§ **EXERCISE PROMPT**
Identify, in the records below, every line where the string "xlabel" appears, and copy each such line.

[Data extracted from a collection]

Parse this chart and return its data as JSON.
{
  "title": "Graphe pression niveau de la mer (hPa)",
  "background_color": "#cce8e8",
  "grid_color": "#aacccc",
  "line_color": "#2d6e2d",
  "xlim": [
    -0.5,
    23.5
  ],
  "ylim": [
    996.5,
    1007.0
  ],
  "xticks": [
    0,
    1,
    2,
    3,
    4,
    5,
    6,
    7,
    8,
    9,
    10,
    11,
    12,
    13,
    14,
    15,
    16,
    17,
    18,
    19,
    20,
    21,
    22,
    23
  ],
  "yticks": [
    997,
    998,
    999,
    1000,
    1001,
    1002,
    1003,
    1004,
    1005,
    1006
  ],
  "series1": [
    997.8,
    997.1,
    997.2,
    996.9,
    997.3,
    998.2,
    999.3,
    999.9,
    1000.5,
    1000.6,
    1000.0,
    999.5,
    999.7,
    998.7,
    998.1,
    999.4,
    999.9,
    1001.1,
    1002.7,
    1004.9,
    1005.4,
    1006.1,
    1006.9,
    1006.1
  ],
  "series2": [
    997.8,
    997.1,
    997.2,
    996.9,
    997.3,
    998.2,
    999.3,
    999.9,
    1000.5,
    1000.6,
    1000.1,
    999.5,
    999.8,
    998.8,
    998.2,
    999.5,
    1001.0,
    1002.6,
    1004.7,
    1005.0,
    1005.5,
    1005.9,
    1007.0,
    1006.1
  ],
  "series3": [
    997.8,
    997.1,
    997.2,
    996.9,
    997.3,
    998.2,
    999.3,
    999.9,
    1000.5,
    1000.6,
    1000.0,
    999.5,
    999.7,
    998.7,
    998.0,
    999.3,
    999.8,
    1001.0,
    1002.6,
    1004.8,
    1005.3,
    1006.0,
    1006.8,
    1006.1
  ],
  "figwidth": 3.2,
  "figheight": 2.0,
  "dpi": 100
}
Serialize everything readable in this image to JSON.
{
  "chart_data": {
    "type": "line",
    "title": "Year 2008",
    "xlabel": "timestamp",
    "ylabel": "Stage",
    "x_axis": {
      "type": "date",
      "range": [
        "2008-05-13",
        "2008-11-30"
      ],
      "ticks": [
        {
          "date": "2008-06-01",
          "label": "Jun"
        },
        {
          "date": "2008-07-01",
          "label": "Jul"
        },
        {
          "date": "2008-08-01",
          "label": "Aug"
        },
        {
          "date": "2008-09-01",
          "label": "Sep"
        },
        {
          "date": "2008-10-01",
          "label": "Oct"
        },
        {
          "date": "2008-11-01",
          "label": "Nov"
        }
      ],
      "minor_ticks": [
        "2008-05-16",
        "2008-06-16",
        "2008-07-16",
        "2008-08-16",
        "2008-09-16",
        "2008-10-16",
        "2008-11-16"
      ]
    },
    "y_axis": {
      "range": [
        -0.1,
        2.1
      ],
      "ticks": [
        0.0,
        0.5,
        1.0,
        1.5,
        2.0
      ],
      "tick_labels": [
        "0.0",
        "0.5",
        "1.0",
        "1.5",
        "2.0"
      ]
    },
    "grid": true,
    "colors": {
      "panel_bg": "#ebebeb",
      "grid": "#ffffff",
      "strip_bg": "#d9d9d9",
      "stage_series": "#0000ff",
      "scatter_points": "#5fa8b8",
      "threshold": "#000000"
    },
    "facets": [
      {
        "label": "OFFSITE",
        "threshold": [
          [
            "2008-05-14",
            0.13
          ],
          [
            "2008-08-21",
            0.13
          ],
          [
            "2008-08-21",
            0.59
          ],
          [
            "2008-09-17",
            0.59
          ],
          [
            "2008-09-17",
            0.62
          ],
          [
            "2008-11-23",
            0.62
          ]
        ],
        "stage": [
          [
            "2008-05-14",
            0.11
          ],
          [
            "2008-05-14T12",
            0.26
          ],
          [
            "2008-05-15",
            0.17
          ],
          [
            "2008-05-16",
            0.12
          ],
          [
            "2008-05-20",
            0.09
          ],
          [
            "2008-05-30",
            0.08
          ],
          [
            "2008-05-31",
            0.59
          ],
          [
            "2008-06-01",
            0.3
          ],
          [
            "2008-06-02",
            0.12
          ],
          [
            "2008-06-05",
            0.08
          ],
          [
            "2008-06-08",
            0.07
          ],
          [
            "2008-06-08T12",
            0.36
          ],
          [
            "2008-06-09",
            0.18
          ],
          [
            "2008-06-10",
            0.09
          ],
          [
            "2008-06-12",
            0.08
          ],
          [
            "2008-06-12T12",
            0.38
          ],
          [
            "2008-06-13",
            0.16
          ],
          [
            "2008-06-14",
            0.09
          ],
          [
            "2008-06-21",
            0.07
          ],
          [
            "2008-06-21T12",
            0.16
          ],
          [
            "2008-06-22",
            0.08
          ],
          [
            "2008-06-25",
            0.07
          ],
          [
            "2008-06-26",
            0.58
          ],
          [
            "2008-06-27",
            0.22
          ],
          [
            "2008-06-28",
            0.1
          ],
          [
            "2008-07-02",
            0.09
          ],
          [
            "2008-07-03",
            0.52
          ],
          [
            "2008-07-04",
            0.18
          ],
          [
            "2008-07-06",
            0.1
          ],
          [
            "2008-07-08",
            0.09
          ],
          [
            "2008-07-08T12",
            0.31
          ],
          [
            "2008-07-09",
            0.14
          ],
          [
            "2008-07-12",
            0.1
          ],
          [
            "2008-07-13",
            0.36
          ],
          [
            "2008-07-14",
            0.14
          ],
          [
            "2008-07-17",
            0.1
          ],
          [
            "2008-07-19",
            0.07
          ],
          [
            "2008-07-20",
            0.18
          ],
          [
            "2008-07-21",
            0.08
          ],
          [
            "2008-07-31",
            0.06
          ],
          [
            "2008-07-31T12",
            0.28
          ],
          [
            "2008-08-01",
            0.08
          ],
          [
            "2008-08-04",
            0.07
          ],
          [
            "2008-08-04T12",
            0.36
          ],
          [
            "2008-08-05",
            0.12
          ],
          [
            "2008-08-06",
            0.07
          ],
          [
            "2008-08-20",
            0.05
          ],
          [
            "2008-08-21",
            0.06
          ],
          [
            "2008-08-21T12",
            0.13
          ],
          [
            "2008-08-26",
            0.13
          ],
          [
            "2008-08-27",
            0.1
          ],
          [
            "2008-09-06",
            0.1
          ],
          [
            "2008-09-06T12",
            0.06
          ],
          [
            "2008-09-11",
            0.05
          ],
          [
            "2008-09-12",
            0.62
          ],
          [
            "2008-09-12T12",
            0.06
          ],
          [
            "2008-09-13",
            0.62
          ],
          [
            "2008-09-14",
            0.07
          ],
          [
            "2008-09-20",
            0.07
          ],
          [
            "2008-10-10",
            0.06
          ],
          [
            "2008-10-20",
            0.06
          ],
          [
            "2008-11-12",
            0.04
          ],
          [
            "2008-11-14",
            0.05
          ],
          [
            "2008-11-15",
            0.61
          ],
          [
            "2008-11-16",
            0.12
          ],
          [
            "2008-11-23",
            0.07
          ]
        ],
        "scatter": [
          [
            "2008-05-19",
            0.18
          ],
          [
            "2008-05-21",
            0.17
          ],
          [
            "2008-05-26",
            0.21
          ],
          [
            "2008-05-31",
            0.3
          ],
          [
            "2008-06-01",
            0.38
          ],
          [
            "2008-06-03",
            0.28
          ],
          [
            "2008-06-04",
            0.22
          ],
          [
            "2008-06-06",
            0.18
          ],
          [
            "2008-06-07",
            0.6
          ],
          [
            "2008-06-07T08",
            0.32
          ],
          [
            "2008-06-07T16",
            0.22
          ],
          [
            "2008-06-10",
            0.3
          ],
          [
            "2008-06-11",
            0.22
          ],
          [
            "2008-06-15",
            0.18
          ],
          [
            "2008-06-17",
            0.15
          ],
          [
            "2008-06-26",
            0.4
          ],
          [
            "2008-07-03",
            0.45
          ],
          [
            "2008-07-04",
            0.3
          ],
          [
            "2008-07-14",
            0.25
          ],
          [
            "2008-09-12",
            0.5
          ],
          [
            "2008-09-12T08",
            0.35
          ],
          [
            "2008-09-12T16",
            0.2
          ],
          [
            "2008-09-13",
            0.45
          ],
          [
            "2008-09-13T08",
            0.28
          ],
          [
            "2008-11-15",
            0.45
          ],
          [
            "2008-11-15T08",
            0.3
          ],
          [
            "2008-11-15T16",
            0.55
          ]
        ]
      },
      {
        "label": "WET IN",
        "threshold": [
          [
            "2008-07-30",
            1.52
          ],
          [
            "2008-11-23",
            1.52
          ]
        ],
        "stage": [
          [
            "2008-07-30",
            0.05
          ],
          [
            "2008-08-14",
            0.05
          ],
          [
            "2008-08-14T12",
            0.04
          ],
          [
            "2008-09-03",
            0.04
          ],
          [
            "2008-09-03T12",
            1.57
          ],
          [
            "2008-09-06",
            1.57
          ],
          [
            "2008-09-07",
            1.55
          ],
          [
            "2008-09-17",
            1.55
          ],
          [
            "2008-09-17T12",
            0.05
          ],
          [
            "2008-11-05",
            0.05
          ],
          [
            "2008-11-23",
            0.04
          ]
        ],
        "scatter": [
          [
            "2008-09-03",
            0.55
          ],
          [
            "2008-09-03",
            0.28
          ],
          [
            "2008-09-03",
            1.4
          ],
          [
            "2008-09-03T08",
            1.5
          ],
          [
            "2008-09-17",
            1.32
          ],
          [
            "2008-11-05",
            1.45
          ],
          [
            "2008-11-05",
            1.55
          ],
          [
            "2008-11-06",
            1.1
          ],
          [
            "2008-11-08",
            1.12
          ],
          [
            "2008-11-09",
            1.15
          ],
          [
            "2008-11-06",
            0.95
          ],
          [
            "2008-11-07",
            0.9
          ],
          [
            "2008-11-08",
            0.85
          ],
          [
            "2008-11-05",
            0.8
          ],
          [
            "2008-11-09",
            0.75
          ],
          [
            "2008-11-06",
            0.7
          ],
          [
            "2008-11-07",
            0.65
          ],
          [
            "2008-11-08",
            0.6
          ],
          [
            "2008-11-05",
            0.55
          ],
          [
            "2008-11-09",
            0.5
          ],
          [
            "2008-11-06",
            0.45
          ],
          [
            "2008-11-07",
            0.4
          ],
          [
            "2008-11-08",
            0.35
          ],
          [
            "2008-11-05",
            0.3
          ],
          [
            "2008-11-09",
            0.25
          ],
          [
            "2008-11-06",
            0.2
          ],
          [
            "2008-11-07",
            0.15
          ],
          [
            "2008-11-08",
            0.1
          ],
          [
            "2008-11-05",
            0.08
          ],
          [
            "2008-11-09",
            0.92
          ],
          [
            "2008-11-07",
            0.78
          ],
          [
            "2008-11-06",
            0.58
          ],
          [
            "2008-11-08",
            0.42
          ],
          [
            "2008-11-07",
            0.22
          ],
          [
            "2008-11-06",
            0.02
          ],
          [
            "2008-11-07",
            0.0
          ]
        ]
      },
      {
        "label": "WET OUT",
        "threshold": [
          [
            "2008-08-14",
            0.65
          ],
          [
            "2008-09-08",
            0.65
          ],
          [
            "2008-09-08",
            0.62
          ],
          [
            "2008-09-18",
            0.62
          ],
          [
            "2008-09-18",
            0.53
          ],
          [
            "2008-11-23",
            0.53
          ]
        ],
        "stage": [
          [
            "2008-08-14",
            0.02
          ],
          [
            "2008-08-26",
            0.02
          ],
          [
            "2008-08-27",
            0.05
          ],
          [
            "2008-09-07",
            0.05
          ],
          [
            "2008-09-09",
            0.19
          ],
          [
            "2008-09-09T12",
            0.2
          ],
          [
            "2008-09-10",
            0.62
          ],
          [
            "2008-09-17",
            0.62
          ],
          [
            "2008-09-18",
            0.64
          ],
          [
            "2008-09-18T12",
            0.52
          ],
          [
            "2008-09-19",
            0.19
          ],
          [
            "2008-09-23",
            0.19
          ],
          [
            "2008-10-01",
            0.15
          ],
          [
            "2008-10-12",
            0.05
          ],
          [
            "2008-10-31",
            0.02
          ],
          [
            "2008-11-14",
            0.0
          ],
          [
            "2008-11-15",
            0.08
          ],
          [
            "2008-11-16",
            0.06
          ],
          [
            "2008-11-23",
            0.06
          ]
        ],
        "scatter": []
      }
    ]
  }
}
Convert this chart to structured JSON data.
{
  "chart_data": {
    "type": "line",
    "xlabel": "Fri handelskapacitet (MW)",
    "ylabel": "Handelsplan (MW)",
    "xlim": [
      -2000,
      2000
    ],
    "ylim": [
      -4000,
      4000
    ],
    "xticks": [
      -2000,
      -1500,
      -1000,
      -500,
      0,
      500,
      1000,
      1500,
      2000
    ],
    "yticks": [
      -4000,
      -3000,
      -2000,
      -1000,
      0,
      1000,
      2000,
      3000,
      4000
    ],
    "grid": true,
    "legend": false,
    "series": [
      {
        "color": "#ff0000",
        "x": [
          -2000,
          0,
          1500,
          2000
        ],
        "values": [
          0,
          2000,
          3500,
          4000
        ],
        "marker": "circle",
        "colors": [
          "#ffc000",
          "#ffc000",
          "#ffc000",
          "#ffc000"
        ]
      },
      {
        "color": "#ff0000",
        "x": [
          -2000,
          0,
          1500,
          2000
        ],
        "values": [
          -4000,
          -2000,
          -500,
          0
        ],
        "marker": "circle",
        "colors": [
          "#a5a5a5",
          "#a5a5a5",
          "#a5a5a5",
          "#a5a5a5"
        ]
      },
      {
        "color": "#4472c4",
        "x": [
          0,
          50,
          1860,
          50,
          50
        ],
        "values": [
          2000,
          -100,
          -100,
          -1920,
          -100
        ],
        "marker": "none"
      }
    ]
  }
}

§ **TASK SOLUTION**
    "xlabel": "timestamp",
    "xlabel": "Fri handelskapacitet (MW)",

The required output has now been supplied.